* TASK INPUTS
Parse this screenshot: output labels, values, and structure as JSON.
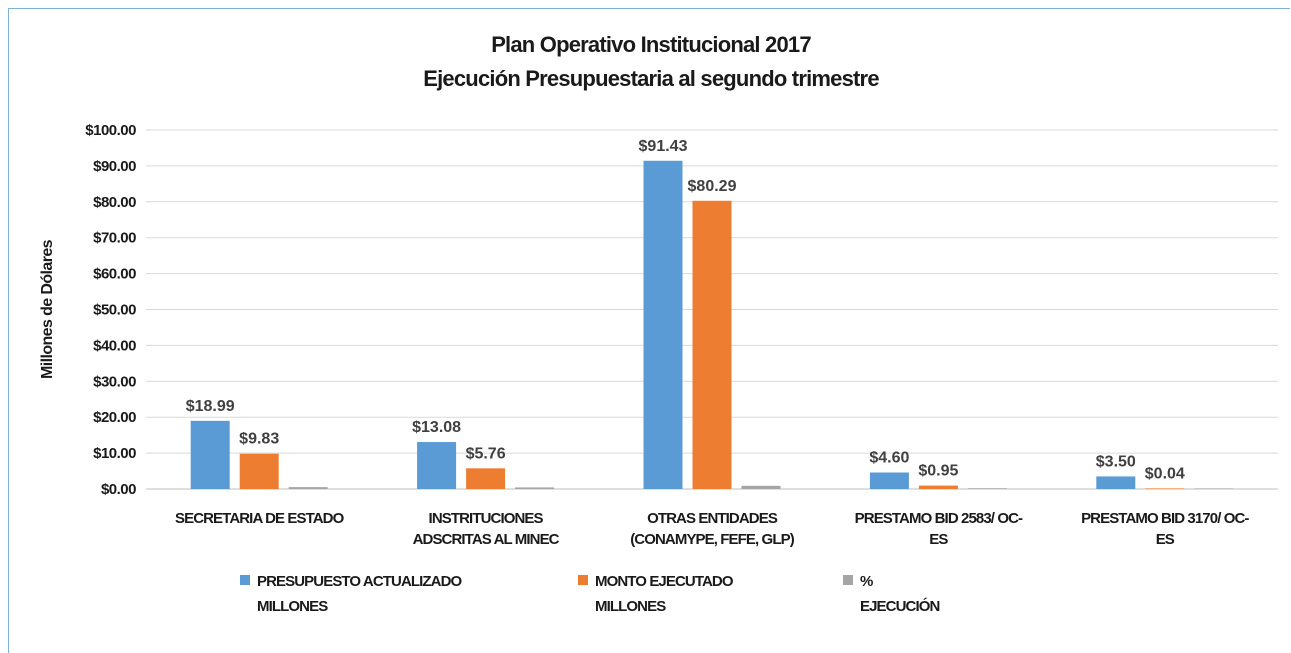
{
  "chart_data": {
    "type": "bar",
    "title": [
      "Plan Operativo Institucional 2017",
      "Ejecución Presupuestaria al segundo trimestre"
    ],
    "ylabel": "Millones de Dólares",
    "xlabel": "",
    "ylim": [
      0,
      100
    ],
    "yticks": [
      0,
      10,
      20,
      30,
      40,
      50,
      60,
      70,
      80,
      90,
      100
    ],
    "ytick_labels": [
      "$0.00",
      "$10.00",
      "$20.00",
      "$30.00",
      "$40.00",
      "$50.00",
      "$60.00",
      "$70.00",
      "$80.00",
      "$90.00",
      "$100.00"
    ],
    "grid": true,
    "legend_position": "bottom",
    "categories": [
      [
        "SECRETARIA DE ESTADO"
      ],
      [
        "INSTRITUCIONES",
        "ADSCRITAS AL MINEC"
      ],
      [
        "OTRAS ENTIDADES",
        "(CONAMYPE, FEFE, GLP)"
      ],
      [
        "PRESTAMO BID 2583/ OC-",
        "ES"
      ],
      [
        "PRESTAMO BID 3170/ OC-",
        "ES"
      ]
    ],
    "series": [
      {
        "name": [
          "PRESUPUESTO ACTUALIZADO",
          "MILLONES"
        ],
        "color": "#5b9bd5",
        "values": [
          18.99,
          13.08,
          91.43,
          4.6,
          3.5
        ],
        "data_labels": [
          "$18.99",
          "$13.08",
          "$91.43",
          "$4.60",
          "$3.50"
        ]
      },
      {
        "name": [
          "MONTO EJECUTADO",
          "MILLONES"
        ],
        "color": "#ed7d31",
        "values": [
          9.83,
          5.76,
          80.29,
          0.95,
          0.04
        ],
        "data_labels": [
          "$9.83",
          "$5.76",
          "$80.29",
          "$0.95",
          "$0.04"
        ]
      },
      {
        "name": [
          "%",
          "EJECUCIÓN"
        ],
        "color": "#a5a5a5",
        "values": [
          0.52,
          0.44,
          0.88,
          0.21,
          0.01
        ],
        "data_labels": [
          "",
          "",
          "",
          "",
          ""
        ]
      }
    ]
  }
}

* EXERCISE GOAL
Omit the pictures and restate the rest of the records verbatim.

* RESPONSE
Parse this screenshot: output labels, values, and structure as JSON.
{
  "chart_data": {
    "type": "bar",
    "title": [
      "Plan Operativo Institucional 2017",
      "Ejecución Presupuestaria al segundo trimestre"
    ],
    "ylabel": "Millones de Dólares",
    "xlabel": "",
    "ylim": [
      0,
      100
    ],
    "yticks": [
      0,
      10,
      20,
      30,
      40,
      50,
      60,
      70,
      80,
      90,
      100
    ],
    "ytick_labels": [
      "$0.00",
      "$10.00",
      "$20.00",
      "$30.00",
      "$40.00",
      "$50.00",
      "$60.00",
      "$70.00",
      "$80.00",
      "$90.00",
      "$100.00"
    ],
    "grid": true,
    "legend_position": "bottom",
    "categories": [
      [
        "SECRETARIA DE ESTADO"
      ],
      [
        "INSTRITUCIONES",
        "ADSCRITAS AL MINEC"
      ],
      [
        "OTRAS ENTIDADES",
        "(CONAMYPE, FEFE, GLP)"
      ],
      [
        "PRESTAMO BID 2583/ OC-",
        "ES"
      ],
      [
        "PRESTAMO BID 3170/ OC-",
        "ES"
      ]
    ],
    "series": [
      {
        "name": [
          "PRESUPUESTO ACTUALIZADO",
          "MILLONES"
        ],
        "color": "#5b9bd5",
        "values": [
          18.99,
          13.08,
          91.43,
          4.6,
          3.5
        ],
        "data_labels": [
          "$18.99",
          "$13.08",
          "$91.43",
          "$4.60",
          "$3.50"
        ]
      },
      {
        "name": [
          "MONTO EJECUTADO",
          "MILLONES"
        ],
        "color": "#ed7d31",
        "values": [
          9.83,
          5.76,
          80.29,
          0.95,
          0.04
        ],
        "data_labels": [
          "$9.83",
          "$5.76",
          "$80.29",
          "$0.95",
          "$0.04"
        ]
      },
      {
        "name": [
          "%",
          "EJECUCIÓN"
        ],
        "color": "#a5a5a5",
        "values": [
          0.52,
          0.44,
          0.88,
          0.21,
          0.01
        ],
        "data_labels": [
          "",
          "",
          "",
          "",
          ""
        ]
      }
    ]
  }
}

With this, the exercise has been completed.